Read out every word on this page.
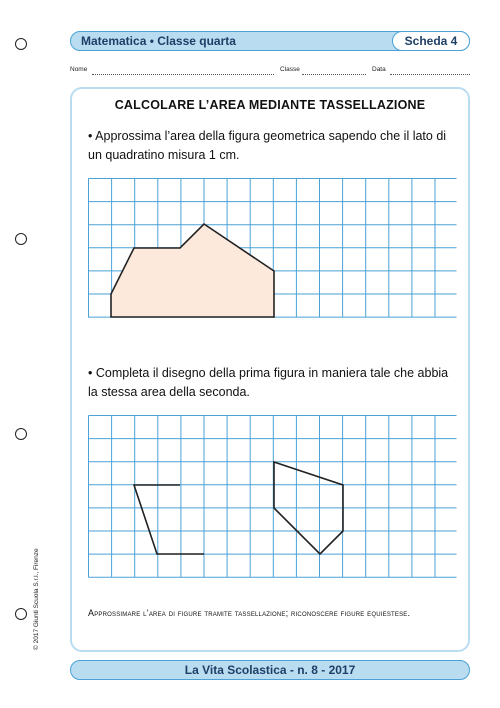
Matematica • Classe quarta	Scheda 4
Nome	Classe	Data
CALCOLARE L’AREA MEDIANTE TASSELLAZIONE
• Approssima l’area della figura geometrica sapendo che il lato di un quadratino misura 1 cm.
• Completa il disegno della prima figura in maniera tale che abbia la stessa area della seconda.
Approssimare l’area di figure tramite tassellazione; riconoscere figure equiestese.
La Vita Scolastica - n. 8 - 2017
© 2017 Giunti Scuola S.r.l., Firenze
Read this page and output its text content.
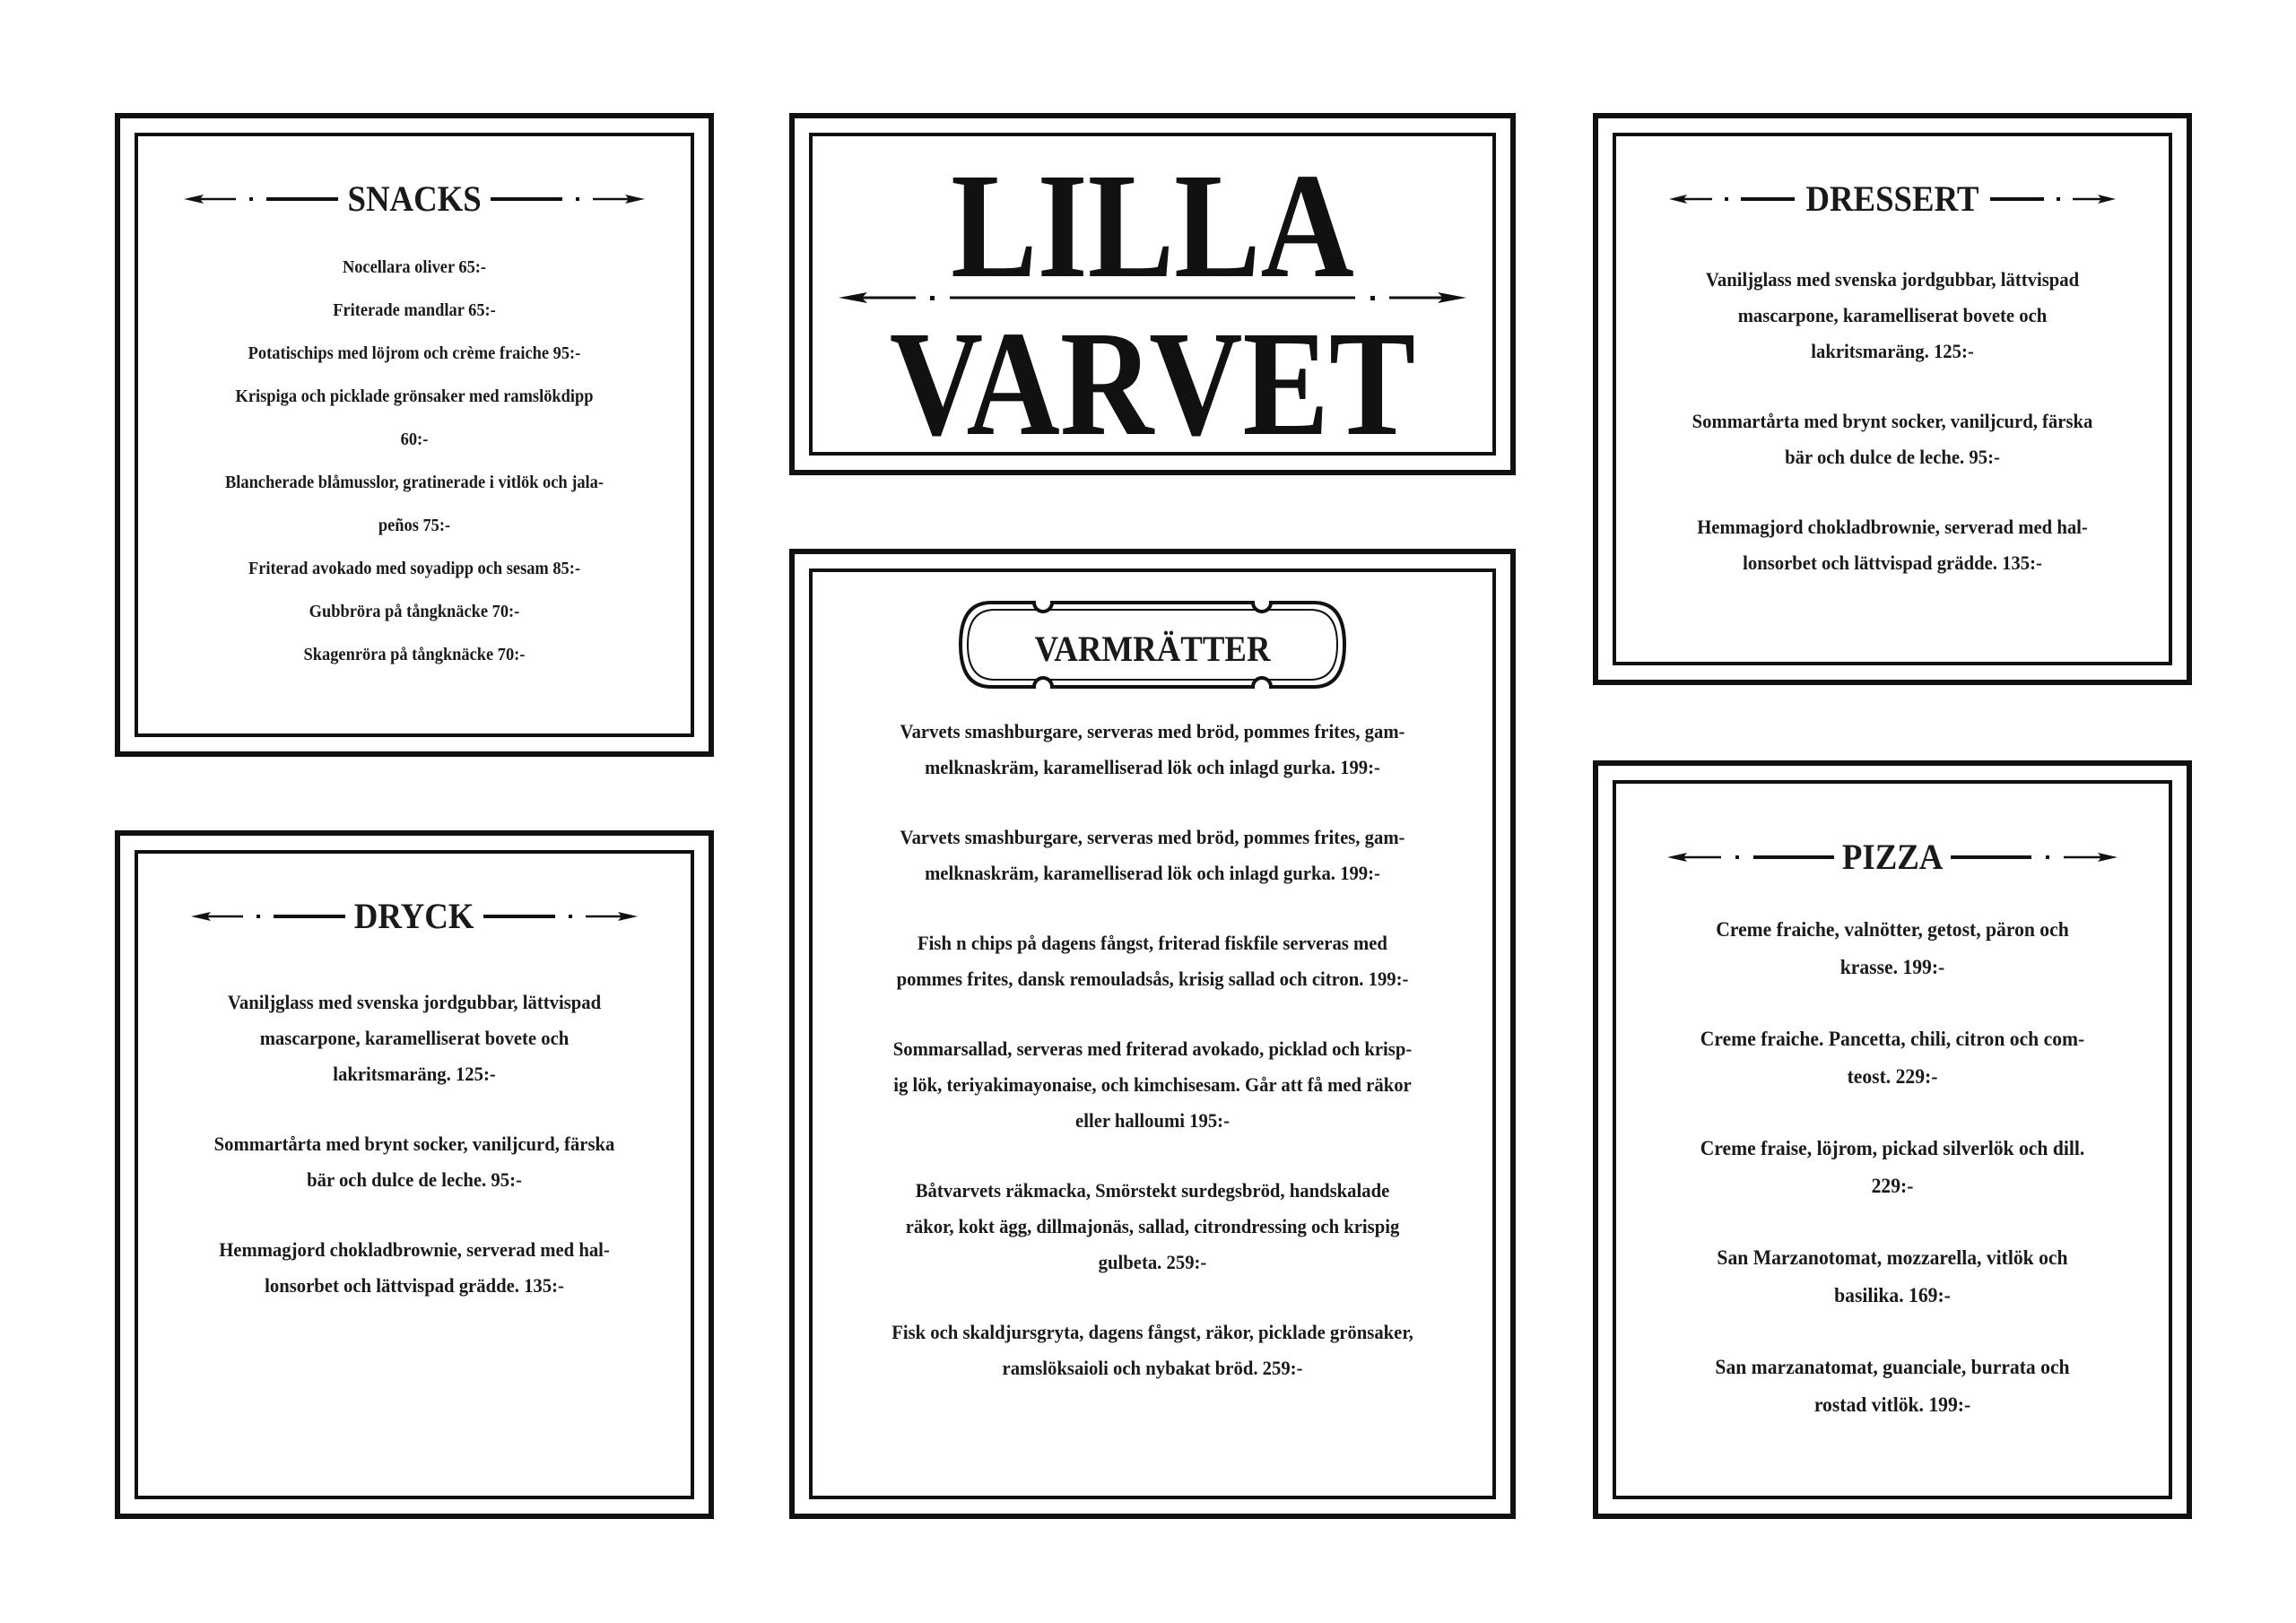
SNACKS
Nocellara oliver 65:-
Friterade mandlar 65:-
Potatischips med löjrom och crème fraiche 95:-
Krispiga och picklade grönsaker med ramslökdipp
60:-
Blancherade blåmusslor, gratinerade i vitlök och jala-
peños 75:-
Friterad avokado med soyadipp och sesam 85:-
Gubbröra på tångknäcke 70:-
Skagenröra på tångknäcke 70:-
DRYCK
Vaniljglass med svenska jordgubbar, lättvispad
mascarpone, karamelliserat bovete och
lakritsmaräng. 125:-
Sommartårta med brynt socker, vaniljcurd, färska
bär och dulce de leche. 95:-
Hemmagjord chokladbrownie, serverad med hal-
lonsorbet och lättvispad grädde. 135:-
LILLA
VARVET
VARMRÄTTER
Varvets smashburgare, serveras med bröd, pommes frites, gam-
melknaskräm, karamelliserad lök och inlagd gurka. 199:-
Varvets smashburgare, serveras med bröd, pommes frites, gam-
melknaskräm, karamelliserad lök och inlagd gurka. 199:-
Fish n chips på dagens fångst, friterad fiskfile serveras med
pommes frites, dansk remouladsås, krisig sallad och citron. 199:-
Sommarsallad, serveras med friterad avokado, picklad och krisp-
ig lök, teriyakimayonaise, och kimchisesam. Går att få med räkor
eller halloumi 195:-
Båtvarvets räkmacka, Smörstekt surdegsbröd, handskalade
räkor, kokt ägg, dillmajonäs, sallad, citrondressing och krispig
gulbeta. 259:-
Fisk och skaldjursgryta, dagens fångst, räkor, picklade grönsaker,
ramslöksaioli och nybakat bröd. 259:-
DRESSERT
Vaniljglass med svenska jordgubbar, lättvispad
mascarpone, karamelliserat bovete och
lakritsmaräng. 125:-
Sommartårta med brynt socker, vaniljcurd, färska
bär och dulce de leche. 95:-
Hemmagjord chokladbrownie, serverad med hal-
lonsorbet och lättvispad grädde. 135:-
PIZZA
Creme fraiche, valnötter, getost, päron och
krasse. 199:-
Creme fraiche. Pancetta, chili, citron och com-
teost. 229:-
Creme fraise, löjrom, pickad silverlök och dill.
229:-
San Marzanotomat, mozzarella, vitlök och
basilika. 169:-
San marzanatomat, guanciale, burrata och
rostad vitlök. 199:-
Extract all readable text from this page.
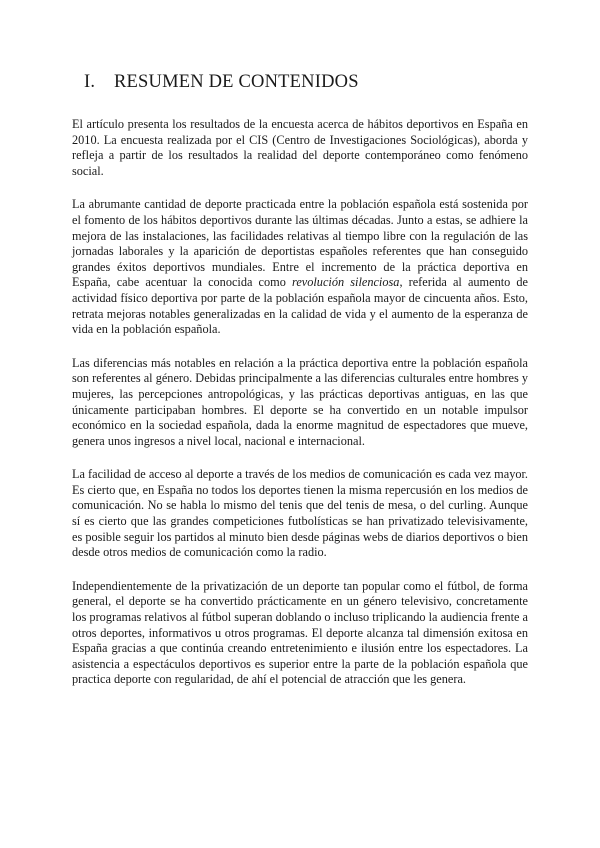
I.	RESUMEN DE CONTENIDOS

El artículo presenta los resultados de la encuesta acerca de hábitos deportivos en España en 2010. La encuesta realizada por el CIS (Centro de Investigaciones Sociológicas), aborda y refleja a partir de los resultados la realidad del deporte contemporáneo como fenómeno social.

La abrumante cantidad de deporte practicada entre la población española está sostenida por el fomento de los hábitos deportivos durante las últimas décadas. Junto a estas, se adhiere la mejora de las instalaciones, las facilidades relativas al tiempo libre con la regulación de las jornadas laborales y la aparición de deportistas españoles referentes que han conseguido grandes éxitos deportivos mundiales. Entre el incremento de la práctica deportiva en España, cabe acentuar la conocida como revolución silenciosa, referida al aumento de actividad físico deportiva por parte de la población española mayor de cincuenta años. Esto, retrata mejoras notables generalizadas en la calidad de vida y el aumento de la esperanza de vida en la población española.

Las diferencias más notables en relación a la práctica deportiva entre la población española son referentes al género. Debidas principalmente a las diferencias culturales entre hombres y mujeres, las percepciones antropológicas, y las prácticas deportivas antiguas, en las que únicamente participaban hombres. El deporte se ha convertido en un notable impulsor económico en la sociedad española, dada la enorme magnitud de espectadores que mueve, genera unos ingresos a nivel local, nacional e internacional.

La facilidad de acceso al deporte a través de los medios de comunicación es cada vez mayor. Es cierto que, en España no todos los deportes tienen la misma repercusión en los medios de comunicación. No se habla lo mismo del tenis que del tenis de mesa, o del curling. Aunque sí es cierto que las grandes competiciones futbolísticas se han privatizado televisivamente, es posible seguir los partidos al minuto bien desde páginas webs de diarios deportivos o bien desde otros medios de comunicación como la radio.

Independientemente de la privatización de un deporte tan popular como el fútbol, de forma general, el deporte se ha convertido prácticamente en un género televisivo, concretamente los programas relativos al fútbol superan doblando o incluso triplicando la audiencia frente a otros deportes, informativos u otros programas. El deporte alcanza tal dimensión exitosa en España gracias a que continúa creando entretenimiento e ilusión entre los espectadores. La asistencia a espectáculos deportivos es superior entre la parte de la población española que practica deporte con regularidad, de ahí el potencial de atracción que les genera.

□ □ □ □ □ □ □

Given instruction:
Write out each line of the data exactly; the images should be left out.

Written solution:
Read out every word on this page.
Matematica • Classe quarta	Scheda 4
Nome	Classe	Data
CALCOLARE L’AREA MEDIANTE TASSELLAZIONE
• Approssima l’area della figura geometrica sapendo che il lato di un quadratino misura 1 cm.
• Completa il disegno della prima figura in maniera tale che abbia la stessa area della seconda.
Approssimare l’area di figure tramite tassellazione; riconoscere figure equiestese.
La Vita Scolastica - n. 8 - 2017
© 2017 Giunti Scuola S.r.l., Firenze
Read this page and output its text content.
SNACKS
Nocellara oliver 65:-
Friterade mandlar 65:-
Potatischips med löjrom och crème fraiche 95:-
Krispiga och picklade grönsaker med ramslökdipp
60:-
Blancherade blåmusslor, gratinerade i vitlök och jala-
peños 75:-
Friterad avokado med soyadipp och sesam 85:-
Gubbröra på tångknäcke 70:-
Skagenröra på tångknäcke 70:-
DRYCK
Vaniljglass med svenska jordgubbar, lättvispad
mascarpone, karamelliserat bovete och
lakritsmaräng. 125:-
Sommartårta med brynt socker, vaniljcurd, färska
bär och dulce de leche. 95:-
Hemmagjord chokladbrownie, serverad med hal-
lonsorbet och lättvispad grädde. 135:-
LILLA
VARVET
VARMRÄTTER
Varvets smashburgare, serveras med bröd, pommes frites, gam-
melknaskräm, karamelliserad lök och inlagd gurka. 199:-
Varvets smashburgare, serveras med bröd, pommes frites, gam-
melknaskräm, karamelliserad lök och inlagd gurka. 199:-
Fish n chips på dagens fångst, friterad fiskfile serveras med
pommes frites, dansk remouladsås, krisig sallad och citron. 199:-
Sommarsallad, serveras med friterad avokado, picklad och krisp-
ig lök, teriyakimayonaise, och kimchisesam. Går att få med räkor
eller halloumi 195:-
Båtvarvets räkmacka, Smörstekt surdegsbröd, handskalade
räkor, kokt ägg, dillmajonäs, sallad, citrondressing och krispig
gulbeta. 259:-
Fisk och skaldjursgryta, dagens fångst, räkor, picklade grönsaker,
ramslöksaioli och nybakat bröd. 259:-
DRESSERT
Vaniljglass med svenska jordgubbar, lättvispad
mascarpone, karamelliserat bovete och
lakritsmaräng. 125:-
Sommartårta med brynt socker, vaniljcurd, färska
bär och dulce de leche. 95:-
Hemmagjord chokladbrownie, serverad med hal-
lonsorbet och lättvispad grädde. 135:-
PIZZA
Creme fraiche, valnötter, getost, päron och
krasse. 199:-
Creme fraiche. Pancetta, chili, citron och com-
teost. 229:-
Creme fraise, löjrom, pickad silverlök och dill.
229:-
San Marzanotomat, mozzarella, vitlök och
basilika. 169:-
San marzanatomat, guanciale, burrata och
rostad vitlök. 199:-
Extract all readable text from this page.
I.	RESUMEN DE CONTENIDOS

El artículo presenta los resultados de la encuesta acerca de hábitos deportivos en España en 2010. La encuesta realizada por el CIS (Centro de Investigaciones Sociológicas), aborda y refleja a partir de los resultados la realidad del deporte contemporáneo como fenómeno social.

La abrumante cantidad de deporte practicada entre la población española está sostenida por el fomento de los hábitos deportivos durante las últimas décadas. Junto a estas, se adhiere la mejora de las instalaciones, las facilidades relativas al tiempo libre con la regulación de las jornadas laborales y la aparición de deportistas españoles referentes que han conseguido grandes éxitos deportivos mundiales. Entre el incremento de la práctica deportiva en España, cabe acentuar la conocida como revolución silenciosa, referida al aumento de actividad físico deportiva por parte de la población española mayor de cincuenta años. Esto, retrata mejoras notables generalizadas en la calidad de vida y el aumento de la esperanza de vida en la población española.

Las diferencias más notables en relación a la práctica deportiva entre la población española son referentes al género. Debidas principalmente a las diferencias culturales entre hombres y mujeres, las percepciones antropológicas, y las prácticas deportivas antiguas, en las que únicamente participaban hombres. El deporte se ha convertido en un notable impulsor económico en la sociedad española, dada la enorme magnitud de espectadores que mueve, genera unos ingresos a nivel local, nacional e internacional.

La facilidad de acceso al deporte a través de los medios de comunicación es cada vez mayor. Es cierto que, en España no todos los deportes tienen la misma repercusión en los medios de comunicación. No se habla lo mismo del tenis que del tenis de mesa, o del curling. Aunque sí es cierto que las grandes competiciones futbolísticas se han privatizado televisivamente, es posible seguir los partidos al minuto bien desde páginas webs de diarios deportivos o bien desde otros medios de comunicación como la radio.

Independientemente de la privatización de un deporte tan popular como el fútbol, de forma general, el deporte se ha convertido prácticamente en un género televisivo, concretamente los programas relativos al fútbol superan doblando o incluso triplicando la audiencia frente a otros deportes, informativos u otros programas. El deporte alcanza tal dimensión exitosa en España gracias a que continúa creando entretenimiento e ilusión entre los espectadores. La asistencia a espectáculos deportivos es superior entre la parte de la población española que practica deporte con regularidad, de ahí el potencial de atracción que les genera.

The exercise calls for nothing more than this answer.